**EXERCISE MATERIAL:**

***

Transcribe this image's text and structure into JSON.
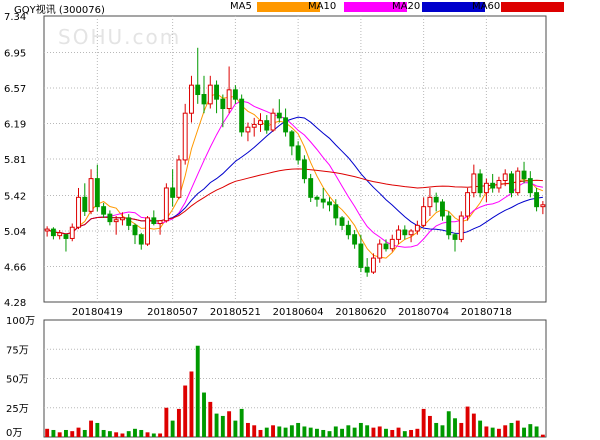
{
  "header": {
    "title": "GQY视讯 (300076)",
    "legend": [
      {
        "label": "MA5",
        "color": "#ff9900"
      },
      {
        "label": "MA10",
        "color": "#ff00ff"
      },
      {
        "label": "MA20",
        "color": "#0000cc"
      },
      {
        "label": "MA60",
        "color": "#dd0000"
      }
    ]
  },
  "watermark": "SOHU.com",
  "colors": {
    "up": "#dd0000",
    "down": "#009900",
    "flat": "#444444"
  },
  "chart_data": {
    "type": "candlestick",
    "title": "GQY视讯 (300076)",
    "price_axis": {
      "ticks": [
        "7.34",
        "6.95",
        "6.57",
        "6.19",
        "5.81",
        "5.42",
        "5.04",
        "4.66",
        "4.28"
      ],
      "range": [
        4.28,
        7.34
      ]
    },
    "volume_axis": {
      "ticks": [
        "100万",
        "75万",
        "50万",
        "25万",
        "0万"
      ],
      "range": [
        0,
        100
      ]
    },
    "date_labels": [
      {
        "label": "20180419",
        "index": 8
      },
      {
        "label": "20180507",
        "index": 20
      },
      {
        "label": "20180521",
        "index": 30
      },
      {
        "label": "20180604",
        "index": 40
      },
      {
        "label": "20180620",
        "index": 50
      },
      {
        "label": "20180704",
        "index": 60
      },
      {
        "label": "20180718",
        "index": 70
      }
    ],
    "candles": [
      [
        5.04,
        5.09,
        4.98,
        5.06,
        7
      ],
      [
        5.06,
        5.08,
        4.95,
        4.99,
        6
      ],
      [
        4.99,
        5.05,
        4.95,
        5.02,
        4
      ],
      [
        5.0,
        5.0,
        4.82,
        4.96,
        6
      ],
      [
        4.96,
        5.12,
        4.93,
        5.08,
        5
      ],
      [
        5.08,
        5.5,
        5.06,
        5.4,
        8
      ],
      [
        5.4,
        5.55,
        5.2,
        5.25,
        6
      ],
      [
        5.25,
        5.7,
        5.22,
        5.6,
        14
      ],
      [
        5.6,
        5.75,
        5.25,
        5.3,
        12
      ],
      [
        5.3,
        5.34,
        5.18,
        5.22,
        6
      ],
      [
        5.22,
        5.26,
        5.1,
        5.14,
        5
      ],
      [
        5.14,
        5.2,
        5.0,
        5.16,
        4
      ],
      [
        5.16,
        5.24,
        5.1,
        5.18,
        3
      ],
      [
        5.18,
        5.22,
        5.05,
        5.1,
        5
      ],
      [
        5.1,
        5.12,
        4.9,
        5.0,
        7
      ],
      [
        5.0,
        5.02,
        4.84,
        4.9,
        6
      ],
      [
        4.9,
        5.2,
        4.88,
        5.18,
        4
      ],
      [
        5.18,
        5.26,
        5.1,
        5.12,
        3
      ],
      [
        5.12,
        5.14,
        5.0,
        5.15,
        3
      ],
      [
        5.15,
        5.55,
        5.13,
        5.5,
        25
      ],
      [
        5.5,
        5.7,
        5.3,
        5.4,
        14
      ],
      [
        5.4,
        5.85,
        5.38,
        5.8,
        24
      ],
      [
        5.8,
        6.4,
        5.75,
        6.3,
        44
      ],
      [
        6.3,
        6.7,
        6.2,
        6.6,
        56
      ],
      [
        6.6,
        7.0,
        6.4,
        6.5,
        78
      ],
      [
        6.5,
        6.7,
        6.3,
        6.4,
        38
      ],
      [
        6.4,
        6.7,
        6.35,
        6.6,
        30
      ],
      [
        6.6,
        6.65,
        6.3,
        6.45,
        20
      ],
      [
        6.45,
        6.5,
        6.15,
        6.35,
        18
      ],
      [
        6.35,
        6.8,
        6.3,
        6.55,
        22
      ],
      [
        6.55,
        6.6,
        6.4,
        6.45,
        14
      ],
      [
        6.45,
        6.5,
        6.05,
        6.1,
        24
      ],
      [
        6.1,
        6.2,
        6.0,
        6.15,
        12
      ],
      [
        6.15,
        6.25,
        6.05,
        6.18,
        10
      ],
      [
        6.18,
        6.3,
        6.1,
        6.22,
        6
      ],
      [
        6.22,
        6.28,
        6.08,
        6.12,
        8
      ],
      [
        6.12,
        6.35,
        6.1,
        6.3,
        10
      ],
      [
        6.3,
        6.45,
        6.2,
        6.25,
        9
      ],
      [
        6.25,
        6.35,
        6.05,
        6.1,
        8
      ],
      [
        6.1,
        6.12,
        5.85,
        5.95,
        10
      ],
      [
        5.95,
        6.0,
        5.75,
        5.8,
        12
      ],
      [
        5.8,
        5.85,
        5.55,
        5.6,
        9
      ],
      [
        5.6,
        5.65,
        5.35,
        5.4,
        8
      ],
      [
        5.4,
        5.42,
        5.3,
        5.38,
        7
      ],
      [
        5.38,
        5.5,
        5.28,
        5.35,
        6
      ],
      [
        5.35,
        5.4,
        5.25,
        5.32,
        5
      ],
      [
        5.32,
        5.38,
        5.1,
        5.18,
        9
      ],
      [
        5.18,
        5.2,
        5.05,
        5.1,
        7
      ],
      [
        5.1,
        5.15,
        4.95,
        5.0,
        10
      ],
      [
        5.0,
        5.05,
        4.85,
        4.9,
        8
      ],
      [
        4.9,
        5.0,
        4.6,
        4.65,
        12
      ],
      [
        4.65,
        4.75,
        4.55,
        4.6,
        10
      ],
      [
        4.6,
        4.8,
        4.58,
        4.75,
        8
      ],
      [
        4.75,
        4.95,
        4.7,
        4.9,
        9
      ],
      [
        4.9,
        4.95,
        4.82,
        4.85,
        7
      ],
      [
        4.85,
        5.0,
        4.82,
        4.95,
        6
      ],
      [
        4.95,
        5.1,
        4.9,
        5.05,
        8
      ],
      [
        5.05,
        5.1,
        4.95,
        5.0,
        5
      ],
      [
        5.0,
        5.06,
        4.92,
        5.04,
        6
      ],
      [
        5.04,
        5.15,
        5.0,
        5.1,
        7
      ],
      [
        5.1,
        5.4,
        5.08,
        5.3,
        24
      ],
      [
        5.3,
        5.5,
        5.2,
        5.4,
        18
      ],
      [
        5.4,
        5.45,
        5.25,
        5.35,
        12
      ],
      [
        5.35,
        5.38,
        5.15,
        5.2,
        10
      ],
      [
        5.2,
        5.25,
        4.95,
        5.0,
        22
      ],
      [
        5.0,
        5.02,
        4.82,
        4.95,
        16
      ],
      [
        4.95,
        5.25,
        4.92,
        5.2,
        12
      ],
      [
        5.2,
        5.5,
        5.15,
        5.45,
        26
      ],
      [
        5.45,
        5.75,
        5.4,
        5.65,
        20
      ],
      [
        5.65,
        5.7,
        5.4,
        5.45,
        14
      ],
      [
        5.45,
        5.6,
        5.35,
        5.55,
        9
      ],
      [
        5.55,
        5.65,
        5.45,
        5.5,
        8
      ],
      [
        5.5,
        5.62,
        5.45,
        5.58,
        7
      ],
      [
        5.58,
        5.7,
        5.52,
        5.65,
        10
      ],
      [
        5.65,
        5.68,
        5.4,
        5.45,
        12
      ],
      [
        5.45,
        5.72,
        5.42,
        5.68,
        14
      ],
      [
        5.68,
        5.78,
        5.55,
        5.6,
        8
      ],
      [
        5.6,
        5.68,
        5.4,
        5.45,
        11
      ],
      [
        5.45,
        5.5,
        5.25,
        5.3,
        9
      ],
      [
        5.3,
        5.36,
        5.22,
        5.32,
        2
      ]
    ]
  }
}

***

**PROBLEM:**
Among the lines above, how many contain the string "index"? State the number alone.

**THE RESULT:**
7